MATERIAL FOR THIS EXERCISE ▸

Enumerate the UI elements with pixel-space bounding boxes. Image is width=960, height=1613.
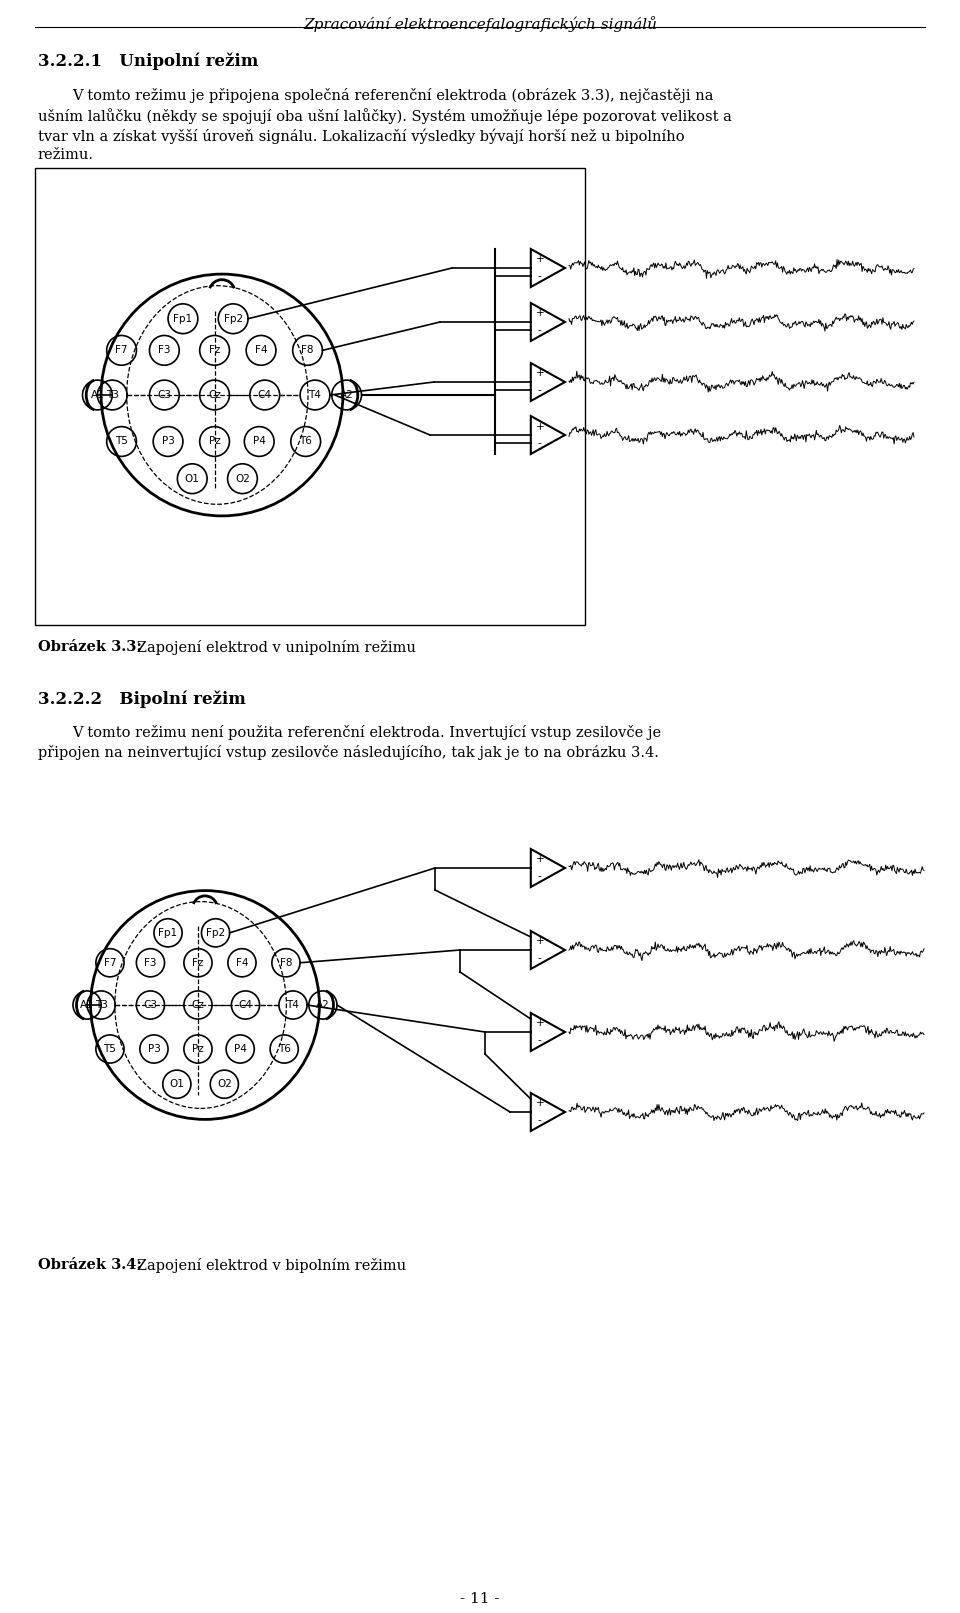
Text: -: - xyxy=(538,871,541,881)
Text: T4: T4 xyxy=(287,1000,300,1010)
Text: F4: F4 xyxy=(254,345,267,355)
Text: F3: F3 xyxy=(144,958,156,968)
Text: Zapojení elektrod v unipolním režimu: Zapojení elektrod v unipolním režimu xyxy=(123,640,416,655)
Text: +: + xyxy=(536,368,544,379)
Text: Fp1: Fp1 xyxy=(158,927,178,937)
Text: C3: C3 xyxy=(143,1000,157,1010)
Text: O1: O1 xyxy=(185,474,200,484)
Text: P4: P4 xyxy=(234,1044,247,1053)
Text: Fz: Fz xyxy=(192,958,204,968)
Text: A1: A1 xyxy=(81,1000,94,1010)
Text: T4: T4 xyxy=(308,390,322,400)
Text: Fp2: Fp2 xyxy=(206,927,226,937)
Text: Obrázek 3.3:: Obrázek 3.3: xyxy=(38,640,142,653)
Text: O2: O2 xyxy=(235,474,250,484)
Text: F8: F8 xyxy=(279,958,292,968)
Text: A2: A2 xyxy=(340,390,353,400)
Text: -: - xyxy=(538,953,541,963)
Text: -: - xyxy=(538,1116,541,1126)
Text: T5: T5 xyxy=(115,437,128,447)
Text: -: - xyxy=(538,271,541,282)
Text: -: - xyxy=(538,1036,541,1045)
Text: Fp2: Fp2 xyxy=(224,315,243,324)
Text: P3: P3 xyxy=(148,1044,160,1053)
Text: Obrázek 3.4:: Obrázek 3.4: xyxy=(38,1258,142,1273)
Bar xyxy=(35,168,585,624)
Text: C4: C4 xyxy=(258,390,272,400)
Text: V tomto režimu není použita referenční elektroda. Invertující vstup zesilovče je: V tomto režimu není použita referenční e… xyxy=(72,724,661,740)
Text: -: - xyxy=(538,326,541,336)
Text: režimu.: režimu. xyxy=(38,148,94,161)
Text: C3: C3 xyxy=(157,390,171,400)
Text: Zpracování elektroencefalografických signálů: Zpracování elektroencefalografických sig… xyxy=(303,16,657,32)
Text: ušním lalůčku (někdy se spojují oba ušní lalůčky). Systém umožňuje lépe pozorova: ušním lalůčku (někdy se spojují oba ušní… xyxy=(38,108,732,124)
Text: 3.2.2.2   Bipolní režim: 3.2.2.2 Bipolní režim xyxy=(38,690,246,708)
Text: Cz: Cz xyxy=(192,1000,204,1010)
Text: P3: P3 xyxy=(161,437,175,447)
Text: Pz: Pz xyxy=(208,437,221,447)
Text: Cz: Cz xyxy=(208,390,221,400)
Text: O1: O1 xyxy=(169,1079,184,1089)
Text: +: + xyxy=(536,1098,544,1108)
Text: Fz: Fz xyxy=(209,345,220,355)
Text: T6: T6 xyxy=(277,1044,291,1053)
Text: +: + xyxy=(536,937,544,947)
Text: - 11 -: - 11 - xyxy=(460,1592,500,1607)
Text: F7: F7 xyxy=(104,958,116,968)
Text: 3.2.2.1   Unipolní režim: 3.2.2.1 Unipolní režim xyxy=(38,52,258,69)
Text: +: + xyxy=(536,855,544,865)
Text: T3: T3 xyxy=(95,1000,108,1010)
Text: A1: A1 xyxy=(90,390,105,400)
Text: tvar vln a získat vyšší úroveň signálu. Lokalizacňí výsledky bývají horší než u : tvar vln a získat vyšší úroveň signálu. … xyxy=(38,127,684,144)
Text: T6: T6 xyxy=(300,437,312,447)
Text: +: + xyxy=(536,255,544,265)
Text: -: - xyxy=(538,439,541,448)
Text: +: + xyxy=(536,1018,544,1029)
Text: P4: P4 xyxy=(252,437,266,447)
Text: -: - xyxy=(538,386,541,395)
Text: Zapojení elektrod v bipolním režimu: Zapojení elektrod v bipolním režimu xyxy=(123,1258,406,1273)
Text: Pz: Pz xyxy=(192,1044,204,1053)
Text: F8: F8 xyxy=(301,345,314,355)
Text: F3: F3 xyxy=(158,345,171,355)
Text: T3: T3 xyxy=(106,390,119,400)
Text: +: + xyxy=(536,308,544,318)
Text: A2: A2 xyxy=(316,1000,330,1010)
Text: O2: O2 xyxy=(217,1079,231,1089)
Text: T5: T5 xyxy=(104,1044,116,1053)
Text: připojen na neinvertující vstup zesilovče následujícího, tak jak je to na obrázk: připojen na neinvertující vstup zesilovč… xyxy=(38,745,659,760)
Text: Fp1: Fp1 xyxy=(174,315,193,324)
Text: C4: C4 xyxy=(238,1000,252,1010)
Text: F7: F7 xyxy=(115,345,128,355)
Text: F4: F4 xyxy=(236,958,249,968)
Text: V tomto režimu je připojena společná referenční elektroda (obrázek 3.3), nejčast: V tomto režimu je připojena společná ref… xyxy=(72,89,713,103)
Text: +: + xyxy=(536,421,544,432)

STATED TASK ▸
Write out all of the records again with "Fp1" swapped for "FP1" and nothing else changed. Leave the pictures out.

RESULT OF THIS EXERCISE ▸
Enumerate the UI elements with pixel-space bounding boxes. Image is width=960, height=1613.
Text: -: - xyxy=(538,871,541,881)
Text: T4: T4 xyxy=(287,1000,300,1010)
Text: F4: F4 xyxy=(254,345,267,355)
Text: F3: F3 xyxy=(144,958,156,968)
Text: Zapojení elektrod v unipolním režimu: Zapojení elektrod v unipolním režimu xyxy=(123,640,416,655)
Text: +: + xyxy=(536,368,544,379)
Text: FP1: FP1 xyxy=(158,927,178,937)
Text: C3: C3 xyxy=(143,1000,157,1010)
Text: O1: O1 xyxy=(185,474,200,484)
Text: P4: P4 xyxy=(234,1044,247,1053)
Text: Fz: Fz xyxy=(192,958,204,968)
Text: A1: A1 xyxy=(81,1000,94,1010)
Text: T4: T4 xyxy=(308,390,322,400)
Text: Fp2: Fp2 xyxy=(206,927,226,937)
Text: Obrázek 3.3:: Obrázek 3.3: xyxy=(38,640,142,653)
Text: O2: O2 xyxy=(235,474,250,484)
Text: F8: F8 xyxy=(279,958,292,968)
Text: A2: A2 xyxy=(340,390,353,400)
Text: -: - xyxy=(538,953,541,963)
Text: -: - xyxy=(538,1116,541,1126)
Text: T5: T5 xyxy=(115,437,128,447)
Text: -: - xyxy=(538,271,541,282)
Text: -: - xyxy=(538,1036,541,1045)
Text: Fp2: Fp2 xyxy=(224,315,243,324)
Text: P3: P3 xyxy=(148,1044,160,1053)
Text: Obrázek 3.4:: Obrázek 3.4: xyxy=(38,1258,142,1273)
Bar xyxy=(35,168,585,624)
Text: C4: C4 xyxy=(258,390,272,400)
Text: V tomto režimu není použita referenční elektroda. Invertující vstup zesilovče je: V tomto režimu není použita referenční e… xyxy=(72,724,661,740)
Text: -: - xyxy=(538,326,541,336)
Text: režimu.: režimu. xyxy=(38,148,94,161)
Text: C3: C3 xyxy=(157,390,171,400)
Text: Zpracování elektroencefalografických signálů: Zpracování elektroencefalografických sig… xyxy=(303,16,657,32)
Text: ušním lalůčku (někdy se spojují oba ušní lalůčky). Systém umožňuje lépe pozorova: ušním lalůčku (někdy se spojují oba ušní… xyxy=(38,108,732,124)
Text: 3.2.2.2   Bipolní režim: 3.2.2.2 Bipolní režim xyxy=(38,690,246,708)
Text: Cz: Cz xyxy=(192,1000,204,1010)
Text: P3: P3 xyxy=(161,437,175,447)
Text: Pz: Pz xyxy=(208,437,221,447)
Text: Cz: Cz xyxy=(208,390,221,400)
Text: O1: O1 xyxy=(169,1079,184,1089)
Text: +: + xyxy=(536,1098,544,1108)
Text: Fz: Fz xyxy=(209,345,220,355)
Text: T6: T6 xyxy=(277,1044,291,1053)
Text: +: + xyxy=(536,937,544,947)
Text: - 11 -: - 11 - xyxy=(460,1592,500,1607)
Text: F7: F7 xyxy=(104,958,116,968)
Text: 3.2.2.1   Unipolní režim: 3.2.2.1 Unipolní režim xyxy=(38,52,258,69)
Text: +: + xyxy=(536,855,544,865)
Text: T3: T3 xyxy=(95,1000,108,1010)
Text: A1: A1 xyxy=(90,390,105,400)
Text: tvar vln a získat vyšší úroveň signálu. Lokalizacňí výsledky bývají horší než u : tvar vln a získat vyšší úroveň signálu. … xyxy=(38,127,684,144)
Text: T6: T6 xyxy=(300,437,312,447)
Text: +: + xyxy=(536,255,544,265)
Text: -: - xyxy=(538,439,541,448)
Text: +: + xyxy=(536,1018,544,1029)
Text: P4: P4 xyxy=(252,437,266,447)
Text: -: - xyxy=(538,386,541,395)
Text: Zapojení elektrod v bipolním režimu: Zapojení elektrod v bipolním režimu xyxy=(123,1258,406,1273)
Text: Pz: Pz xyxy=(192,1044,204,1053)
Text: F8: F8 xyxy=(301,345,314,355)
Text: F3: F3 xyxy=(158,345,171,355)
Text: T3: T3 xyxy=(106,390,119,400)
Text: +: + xyxy=(536,308,544,318)
Text: A2: A2 xyxy=(316,1000,330,1010)
Text: O2: O2 xyxy=(217,1079,231,1089)
Text: T5: T5 xyxy=(104,1044,116,1053)
Text: připojen na neinvertující vstup zesilovče následujícího, tak jak je to na obrázk: připojen na neinvertující vstup zesilovč… xyxy=(38,745,659,760)
Text: FP1: FP1 xyxy=(174,315,193,324)
Text: C4: C4 xyxy=(238,1000,252,1010)
Text: F7: F7 xyxy=(115,345,128,355)
Text: F4: F4 xyxy=(236,958,249,968)
Text: V tomto režimu je připojena společná referenční elektroda (obrázek 3.3), nejčast: V tomto režimu je připojena společná ref… xyxy=(72,89,713,103)
Text: +: + xyxy=(536,421,544,432)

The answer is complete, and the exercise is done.